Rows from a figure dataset
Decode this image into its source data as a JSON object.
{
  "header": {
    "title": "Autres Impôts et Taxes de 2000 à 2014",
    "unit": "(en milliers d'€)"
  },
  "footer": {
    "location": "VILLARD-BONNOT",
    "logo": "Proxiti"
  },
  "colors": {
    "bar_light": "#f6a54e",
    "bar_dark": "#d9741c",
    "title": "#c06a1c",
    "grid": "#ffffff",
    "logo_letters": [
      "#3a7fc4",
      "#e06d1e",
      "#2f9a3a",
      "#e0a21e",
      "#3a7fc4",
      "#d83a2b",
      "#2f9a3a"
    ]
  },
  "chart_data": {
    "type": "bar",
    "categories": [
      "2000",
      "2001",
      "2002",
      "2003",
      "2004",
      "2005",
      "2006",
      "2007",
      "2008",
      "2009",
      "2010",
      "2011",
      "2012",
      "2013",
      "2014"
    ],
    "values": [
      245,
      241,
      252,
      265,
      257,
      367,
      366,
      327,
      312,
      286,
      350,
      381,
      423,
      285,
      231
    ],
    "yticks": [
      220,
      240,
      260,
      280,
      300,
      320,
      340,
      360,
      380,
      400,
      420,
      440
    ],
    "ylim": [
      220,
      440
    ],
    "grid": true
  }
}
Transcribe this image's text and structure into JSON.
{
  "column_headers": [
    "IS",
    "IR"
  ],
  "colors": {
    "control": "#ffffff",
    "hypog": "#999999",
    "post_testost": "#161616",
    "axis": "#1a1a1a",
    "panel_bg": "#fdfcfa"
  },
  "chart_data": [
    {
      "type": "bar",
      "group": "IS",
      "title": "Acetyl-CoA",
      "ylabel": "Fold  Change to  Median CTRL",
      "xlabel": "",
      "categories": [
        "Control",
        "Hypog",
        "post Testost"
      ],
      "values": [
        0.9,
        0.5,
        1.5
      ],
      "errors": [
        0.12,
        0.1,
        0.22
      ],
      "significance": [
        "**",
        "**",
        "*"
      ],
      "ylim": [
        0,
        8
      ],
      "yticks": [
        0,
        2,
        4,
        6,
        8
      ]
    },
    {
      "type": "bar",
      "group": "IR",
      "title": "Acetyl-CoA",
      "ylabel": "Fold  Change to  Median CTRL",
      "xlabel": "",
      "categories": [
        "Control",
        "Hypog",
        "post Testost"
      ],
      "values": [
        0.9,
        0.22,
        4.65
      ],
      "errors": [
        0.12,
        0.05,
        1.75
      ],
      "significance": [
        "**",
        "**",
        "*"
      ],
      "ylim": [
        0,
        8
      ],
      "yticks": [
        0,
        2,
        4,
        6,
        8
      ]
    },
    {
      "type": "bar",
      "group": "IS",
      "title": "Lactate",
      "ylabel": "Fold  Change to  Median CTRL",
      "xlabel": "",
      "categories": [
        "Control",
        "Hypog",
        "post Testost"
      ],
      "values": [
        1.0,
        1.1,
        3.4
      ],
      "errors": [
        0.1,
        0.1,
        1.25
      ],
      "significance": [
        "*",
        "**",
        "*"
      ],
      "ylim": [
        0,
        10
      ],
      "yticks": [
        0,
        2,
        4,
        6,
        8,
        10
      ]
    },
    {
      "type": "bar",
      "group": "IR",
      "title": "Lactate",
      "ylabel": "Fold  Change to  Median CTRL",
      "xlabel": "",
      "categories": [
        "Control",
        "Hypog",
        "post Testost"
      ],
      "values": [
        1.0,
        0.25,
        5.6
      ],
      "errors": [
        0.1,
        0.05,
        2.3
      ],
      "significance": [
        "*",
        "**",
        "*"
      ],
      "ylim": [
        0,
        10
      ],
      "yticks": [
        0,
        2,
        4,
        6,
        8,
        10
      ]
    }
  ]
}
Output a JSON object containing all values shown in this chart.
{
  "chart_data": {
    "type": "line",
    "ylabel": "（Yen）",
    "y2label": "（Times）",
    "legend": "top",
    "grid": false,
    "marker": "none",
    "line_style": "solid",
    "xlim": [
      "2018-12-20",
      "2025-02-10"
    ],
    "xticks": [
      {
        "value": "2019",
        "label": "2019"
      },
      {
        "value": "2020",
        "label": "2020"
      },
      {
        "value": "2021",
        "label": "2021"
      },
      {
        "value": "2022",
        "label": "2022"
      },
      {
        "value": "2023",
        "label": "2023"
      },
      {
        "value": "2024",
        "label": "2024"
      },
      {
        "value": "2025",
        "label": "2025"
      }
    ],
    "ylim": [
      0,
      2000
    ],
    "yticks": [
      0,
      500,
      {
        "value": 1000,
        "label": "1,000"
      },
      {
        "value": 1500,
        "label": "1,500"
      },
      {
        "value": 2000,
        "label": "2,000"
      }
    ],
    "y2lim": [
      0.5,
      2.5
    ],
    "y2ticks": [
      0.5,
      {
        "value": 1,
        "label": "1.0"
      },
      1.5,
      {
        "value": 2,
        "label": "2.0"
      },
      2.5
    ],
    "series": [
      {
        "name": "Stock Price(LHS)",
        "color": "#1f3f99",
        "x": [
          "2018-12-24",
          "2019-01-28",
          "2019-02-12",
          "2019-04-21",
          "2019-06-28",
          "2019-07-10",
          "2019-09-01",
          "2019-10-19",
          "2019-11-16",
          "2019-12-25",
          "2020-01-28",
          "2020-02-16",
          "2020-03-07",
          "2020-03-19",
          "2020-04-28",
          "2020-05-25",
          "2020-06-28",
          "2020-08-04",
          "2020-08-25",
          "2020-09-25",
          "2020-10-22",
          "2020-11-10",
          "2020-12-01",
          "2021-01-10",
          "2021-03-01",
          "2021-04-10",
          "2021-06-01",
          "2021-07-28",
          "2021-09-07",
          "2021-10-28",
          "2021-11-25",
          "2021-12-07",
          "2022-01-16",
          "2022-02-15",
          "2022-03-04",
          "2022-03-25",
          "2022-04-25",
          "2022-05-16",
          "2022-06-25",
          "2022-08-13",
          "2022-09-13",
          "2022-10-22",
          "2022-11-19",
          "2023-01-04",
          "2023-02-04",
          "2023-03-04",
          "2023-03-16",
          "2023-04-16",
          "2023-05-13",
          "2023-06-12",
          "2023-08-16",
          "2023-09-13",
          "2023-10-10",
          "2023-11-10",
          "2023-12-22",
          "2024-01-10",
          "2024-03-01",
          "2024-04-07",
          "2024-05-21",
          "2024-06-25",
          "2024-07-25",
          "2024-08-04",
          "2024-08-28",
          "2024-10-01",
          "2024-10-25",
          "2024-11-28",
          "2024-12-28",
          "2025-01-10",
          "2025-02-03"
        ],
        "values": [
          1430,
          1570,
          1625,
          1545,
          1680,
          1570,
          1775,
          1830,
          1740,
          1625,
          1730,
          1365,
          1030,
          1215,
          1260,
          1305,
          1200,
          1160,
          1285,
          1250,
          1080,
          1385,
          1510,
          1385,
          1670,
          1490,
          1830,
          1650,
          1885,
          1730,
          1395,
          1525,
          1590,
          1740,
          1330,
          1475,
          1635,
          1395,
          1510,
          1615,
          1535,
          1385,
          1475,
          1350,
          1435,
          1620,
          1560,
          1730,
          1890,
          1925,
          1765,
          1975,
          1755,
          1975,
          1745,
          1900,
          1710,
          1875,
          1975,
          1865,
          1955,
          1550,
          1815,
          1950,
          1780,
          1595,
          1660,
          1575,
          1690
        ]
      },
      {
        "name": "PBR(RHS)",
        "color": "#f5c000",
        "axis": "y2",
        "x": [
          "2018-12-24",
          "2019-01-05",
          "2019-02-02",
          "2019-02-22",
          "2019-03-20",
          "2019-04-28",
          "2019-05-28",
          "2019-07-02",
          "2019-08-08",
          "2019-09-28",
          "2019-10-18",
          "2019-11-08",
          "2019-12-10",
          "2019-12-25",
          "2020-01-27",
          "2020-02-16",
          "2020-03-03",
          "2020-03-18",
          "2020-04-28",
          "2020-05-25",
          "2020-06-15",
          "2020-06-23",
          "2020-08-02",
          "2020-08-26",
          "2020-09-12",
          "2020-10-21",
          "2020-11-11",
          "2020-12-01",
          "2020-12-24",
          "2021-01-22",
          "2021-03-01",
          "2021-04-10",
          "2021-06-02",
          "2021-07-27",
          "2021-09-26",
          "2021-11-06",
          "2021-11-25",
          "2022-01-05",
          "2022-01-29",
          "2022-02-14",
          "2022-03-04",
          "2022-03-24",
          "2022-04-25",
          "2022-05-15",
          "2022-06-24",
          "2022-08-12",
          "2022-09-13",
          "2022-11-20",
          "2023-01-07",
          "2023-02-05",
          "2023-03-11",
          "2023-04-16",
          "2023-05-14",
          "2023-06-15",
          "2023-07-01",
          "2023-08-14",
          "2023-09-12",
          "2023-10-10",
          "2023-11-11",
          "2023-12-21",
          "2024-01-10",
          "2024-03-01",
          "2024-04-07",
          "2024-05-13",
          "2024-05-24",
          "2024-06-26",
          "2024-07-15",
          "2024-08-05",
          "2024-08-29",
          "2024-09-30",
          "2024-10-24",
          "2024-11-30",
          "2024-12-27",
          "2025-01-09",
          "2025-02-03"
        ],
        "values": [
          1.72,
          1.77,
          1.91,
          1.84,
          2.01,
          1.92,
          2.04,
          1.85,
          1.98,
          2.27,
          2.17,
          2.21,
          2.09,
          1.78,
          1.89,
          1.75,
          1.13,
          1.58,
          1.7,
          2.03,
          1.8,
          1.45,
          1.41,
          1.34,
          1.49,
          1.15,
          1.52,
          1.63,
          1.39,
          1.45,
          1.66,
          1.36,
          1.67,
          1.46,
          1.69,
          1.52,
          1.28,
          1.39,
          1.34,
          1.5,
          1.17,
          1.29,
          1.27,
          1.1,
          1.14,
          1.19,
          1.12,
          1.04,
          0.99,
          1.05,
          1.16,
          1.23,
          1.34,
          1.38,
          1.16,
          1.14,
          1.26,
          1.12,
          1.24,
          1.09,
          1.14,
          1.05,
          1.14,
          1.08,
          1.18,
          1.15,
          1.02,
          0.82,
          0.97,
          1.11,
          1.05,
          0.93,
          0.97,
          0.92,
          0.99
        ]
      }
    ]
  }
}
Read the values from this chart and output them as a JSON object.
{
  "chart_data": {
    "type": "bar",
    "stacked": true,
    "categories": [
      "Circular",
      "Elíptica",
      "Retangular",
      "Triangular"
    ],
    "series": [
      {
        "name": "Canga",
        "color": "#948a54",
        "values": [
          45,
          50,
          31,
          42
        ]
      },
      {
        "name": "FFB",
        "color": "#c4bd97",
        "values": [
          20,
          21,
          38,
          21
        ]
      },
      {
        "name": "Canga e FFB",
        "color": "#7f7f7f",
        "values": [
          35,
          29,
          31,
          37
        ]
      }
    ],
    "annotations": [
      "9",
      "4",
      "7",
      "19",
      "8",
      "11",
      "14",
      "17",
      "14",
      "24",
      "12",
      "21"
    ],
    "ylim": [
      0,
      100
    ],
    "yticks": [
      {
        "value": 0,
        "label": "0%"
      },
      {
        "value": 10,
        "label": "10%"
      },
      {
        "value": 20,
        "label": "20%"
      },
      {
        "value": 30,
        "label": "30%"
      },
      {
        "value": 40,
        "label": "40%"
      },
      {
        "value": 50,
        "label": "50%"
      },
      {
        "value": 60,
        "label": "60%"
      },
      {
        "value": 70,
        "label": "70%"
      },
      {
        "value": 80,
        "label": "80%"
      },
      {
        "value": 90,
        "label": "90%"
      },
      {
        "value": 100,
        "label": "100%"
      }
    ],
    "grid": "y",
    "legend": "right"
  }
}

# TO BE DONE
List the lines of the entries that include "image".

# RESULT FOR THIS EXERCISE
Decode this image into its source data as a JSON object.
Transcribe this image's text and structure into JSON.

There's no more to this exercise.